··· PROVIDED INFORMATION

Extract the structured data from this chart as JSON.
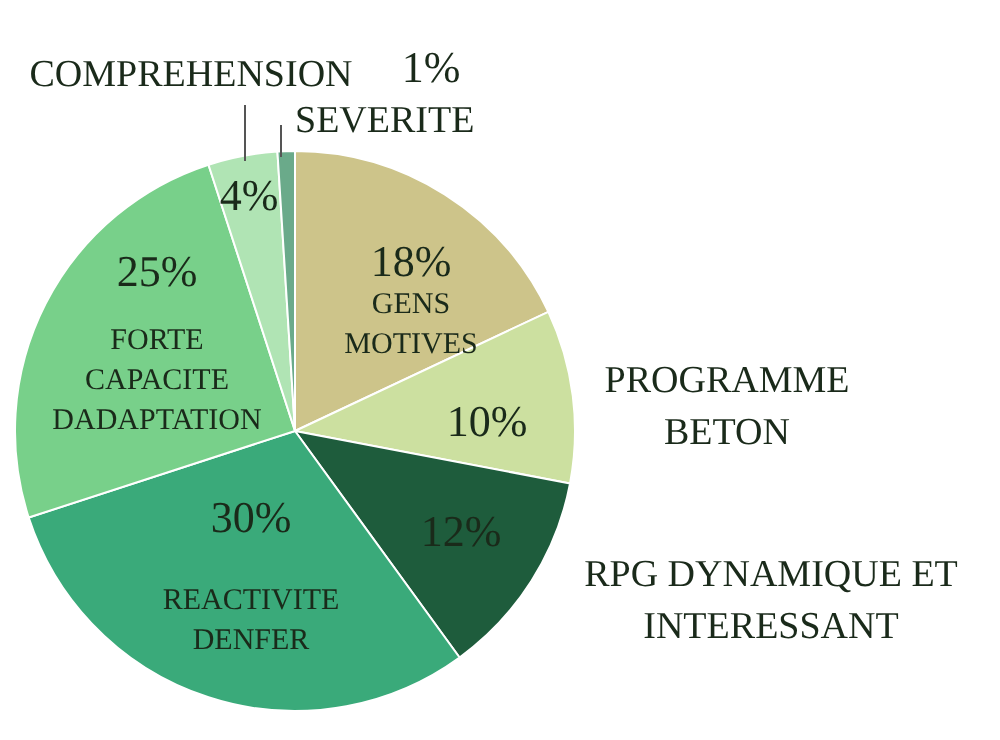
{
  "chart_data": {
    "type": "pie",
    "categories": [
      "GENS MOTIVES",
      "PROGRAMME BETON",
      "RPG DYNAMIQUE ET INTERESSANT",
      "REACTIVITE DENFER",
      "FORTE CAPACITE DADAPTATION",
      "COMPREHENSION",
      "SEVERITE"
    ],
    "values": [
      18,
      10,
      12,
      30,
      25,
      4,
      1
    ],
    "colors": [
      "#cdc48a",
      "#cce0a0",
      "#1e5c3c",
      "#3aaa7a",
      "#78d08a",
      "#b0e4b4",
      "#6aaa8a"
    ],
    "value_labels": [
      "18%",
      "10%",
      "12%",
      "30%",
      "25%",
      "4%",
      "1%"
    ]
  }
}
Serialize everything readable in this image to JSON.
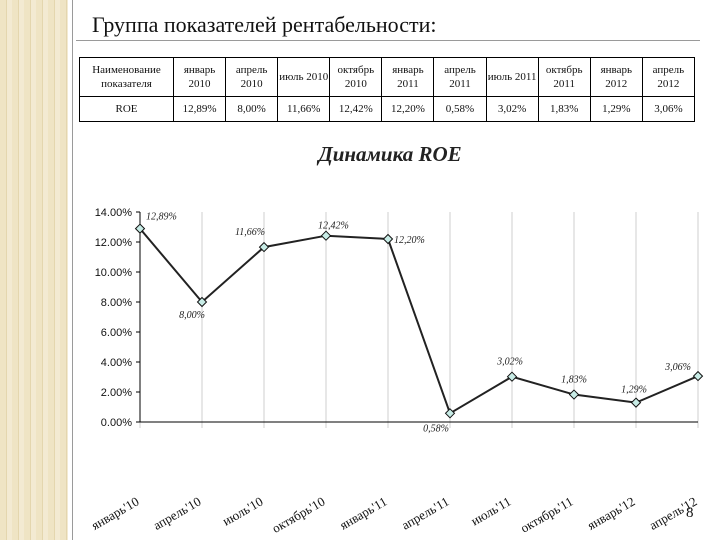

······

TO DO =>
Reproduce every record above exactly, omitting the pictures.

SOLUTION TO THE PROBLEM =>
Extract the structured data from this chart as JSON.
{
  "chart_data": {
    "type": "pie",
    "categories": [
      "GENS MOTIVES",
      "PROGRAMME BETON",
      "RPG DYNAMIQUE ET INTERESSANT",
      "REACTIVITE DENFER",
      "FORTE CAPACITE DADAPTATION",
      "COMPREHENSION",
      "SEVERITE"
    ],
    "values": [
      18,
      10,
      12,
      30,
      25,
      4,
      1
    ],
    "colors": [
      "#cdc48a",
      "#cce0a0",
      "#1e5c3c",
      "#3aaa7a",
      "#78d08a",
      "#b0e4b4",
      "#6aaa8a"
    ],
    "value_labels": [
      "18%",
      "10%",
      "12%",
      "30%",
      "25%",
      "4%",
      "1%"
    ]
  }
}
Serialize everything readable in this image to JSON.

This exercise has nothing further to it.